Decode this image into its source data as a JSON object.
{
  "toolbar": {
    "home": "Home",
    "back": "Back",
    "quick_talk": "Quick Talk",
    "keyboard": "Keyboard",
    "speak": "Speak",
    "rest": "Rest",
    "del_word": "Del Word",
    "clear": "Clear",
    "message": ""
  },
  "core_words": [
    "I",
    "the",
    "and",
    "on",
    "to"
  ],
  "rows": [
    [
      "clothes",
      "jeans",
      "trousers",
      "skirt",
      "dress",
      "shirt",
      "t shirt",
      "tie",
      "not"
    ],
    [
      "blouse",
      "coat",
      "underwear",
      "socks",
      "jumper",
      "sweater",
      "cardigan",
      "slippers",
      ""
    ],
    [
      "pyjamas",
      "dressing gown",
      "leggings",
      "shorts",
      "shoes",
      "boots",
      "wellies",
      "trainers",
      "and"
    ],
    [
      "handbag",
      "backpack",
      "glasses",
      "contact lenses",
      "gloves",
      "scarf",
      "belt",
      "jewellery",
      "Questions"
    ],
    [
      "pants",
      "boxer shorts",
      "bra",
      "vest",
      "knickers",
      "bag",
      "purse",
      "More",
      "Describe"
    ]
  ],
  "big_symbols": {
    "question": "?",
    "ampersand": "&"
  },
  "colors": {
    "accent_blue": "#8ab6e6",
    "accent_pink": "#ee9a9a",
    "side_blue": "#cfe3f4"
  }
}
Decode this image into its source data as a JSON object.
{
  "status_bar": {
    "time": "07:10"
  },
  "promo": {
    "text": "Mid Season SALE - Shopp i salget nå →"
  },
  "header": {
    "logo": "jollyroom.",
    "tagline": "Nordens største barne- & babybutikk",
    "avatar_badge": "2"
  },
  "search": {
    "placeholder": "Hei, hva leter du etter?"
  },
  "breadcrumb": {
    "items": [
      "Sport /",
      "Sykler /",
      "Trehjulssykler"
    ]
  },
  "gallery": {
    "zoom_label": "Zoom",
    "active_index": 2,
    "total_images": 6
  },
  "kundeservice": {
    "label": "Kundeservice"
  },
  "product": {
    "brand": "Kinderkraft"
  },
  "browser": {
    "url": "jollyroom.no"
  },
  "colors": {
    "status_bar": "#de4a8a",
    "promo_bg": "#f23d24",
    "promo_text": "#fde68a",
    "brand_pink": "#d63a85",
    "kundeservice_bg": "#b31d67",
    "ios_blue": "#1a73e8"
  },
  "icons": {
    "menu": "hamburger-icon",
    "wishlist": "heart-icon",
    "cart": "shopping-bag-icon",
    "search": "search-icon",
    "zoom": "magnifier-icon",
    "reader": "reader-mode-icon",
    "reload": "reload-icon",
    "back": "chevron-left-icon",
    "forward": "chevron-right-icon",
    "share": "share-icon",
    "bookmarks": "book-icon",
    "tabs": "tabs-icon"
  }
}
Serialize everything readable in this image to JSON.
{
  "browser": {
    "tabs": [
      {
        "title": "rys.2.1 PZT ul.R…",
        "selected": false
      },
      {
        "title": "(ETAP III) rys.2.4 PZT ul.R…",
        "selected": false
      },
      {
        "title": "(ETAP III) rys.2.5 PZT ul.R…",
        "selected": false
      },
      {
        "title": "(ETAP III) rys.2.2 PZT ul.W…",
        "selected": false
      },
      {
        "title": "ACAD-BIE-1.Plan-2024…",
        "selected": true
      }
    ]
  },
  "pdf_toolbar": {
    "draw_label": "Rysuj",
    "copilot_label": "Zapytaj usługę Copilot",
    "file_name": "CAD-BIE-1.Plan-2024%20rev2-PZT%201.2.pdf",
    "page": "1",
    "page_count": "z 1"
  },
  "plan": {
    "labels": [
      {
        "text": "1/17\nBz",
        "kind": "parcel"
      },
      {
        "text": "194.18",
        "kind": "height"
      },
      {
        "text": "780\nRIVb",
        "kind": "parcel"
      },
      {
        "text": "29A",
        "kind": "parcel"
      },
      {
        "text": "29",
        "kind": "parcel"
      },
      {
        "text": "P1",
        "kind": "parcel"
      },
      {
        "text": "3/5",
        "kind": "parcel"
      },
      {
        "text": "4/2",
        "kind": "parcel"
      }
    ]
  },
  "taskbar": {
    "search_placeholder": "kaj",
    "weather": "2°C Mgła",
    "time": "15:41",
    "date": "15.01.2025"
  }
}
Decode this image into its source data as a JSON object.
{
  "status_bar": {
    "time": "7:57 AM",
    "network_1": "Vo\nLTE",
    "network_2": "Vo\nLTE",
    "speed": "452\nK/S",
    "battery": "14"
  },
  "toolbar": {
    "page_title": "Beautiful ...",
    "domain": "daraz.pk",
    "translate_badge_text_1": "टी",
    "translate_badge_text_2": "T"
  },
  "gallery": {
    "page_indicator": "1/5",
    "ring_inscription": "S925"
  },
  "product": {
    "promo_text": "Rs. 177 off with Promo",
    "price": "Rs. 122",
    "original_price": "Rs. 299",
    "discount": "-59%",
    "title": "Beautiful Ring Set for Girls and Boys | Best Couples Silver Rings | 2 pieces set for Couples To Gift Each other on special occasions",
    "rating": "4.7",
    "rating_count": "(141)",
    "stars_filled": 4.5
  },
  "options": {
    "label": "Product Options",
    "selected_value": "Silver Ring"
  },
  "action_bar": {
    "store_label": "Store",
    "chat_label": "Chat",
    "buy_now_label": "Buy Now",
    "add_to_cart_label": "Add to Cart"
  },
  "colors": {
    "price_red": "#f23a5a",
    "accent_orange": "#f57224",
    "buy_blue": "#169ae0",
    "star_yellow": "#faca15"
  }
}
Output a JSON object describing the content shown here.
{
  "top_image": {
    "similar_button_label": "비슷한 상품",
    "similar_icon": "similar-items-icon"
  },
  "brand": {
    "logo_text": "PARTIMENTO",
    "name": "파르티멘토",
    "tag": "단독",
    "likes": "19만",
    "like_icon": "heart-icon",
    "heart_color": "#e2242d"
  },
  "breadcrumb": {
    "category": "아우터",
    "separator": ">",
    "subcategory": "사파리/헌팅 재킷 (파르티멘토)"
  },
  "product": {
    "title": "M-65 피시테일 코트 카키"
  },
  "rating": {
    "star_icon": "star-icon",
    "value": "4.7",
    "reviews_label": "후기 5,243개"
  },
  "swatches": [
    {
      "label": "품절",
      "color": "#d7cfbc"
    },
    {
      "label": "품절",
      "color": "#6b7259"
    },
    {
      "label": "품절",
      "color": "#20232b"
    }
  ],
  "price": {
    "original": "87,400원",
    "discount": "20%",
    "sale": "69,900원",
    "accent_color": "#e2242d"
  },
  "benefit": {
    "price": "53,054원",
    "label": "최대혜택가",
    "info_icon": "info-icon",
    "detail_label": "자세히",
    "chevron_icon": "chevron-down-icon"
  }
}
_ _ _ _ _ _ _
» **WHAT TO WORK ON**: Which lines include the word "items"? List them all.

» **EXERCISE SOLUTION**:
    "items": [
    "similar_icon": "similar-items-icon"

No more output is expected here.